Dataset rows
====================

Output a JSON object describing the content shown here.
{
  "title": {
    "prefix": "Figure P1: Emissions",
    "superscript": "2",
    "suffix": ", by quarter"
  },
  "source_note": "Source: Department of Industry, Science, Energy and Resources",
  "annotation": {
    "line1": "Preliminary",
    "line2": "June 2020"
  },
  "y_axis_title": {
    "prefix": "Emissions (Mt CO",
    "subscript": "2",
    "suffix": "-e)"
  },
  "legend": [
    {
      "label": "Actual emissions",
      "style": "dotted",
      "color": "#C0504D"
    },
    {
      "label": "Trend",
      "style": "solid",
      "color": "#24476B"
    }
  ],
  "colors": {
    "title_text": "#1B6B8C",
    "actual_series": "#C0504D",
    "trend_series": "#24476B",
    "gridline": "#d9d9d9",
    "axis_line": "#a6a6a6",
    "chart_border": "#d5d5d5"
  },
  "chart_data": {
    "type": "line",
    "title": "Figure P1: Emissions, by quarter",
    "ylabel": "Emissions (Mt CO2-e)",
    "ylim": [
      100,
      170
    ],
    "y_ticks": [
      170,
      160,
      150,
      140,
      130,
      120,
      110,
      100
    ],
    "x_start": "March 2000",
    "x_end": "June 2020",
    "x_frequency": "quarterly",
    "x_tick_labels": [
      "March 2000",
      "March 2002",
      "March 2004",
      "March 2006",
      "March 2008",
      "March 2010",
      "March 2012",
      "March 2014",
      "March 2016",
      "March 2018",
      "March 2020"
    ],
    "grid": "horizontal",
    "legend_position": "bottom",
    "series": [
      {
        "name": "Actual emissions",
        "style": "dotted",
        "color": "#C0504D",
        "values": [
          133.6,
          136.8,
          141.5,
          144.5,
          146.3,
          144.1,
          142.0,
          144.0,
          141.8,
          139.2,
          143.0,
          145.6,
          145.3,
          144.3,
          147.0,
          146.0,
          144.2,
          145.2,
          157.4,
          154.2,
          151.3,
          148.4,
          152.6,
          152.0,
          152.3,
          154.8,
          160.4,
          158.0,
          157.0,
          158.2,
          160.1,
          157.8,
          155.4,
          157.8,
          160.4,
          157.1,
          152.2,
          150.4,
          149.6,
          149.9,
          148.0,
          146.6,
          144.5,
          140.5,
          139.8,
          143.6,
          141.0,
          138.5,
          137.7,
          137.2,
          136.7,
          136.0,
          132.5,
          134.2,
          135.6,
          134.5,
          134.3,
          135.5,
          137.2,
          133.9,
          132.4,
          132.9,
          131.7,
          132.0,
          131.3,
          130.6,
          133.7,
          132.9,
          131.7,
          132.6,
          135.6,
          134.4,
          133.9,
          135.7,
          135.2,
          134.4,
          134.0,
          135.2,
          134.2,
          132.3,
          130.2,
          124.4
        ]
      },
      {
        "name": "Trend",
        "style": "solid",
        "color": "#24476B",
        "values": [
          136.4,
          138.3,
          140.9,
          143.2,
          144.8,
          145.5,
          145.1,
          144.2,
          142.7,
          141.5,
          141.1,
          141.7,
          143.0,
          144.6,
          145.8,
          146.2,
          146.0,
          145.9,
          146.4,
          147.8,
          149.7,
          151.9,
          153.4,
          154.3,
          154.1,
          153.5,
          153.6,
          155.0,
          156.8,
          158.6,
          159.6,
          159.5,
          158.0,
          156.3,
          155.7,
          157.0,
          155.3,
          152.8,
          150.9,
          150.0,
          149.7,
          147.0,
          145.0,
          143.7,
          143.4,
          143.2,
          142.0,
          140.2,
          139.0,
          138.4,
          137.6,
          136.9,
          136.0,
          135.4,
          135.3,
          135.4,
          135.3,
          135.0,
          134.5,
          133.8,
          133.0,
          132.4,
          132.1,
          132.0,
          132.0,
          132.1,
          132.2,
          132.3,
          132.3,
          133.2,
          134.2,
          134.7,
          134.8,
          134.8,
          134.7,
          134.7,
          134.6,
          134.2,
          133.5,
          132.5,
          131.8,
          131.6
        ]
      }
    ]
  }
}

====================

:: WRITTEN TASK ::
From the entries above, extract each line containing "March".

:: COMPLETED EXERCISE ::
    "x_start": "March 2000",
      "March 2000",
      "March 2002",
      "March 2004",
      "March 2006",
      "March 2008",
      "March 2010",
      "March 2012",
      "March 2014",
      "March 2016",
      "March 2018",
      "March 2020"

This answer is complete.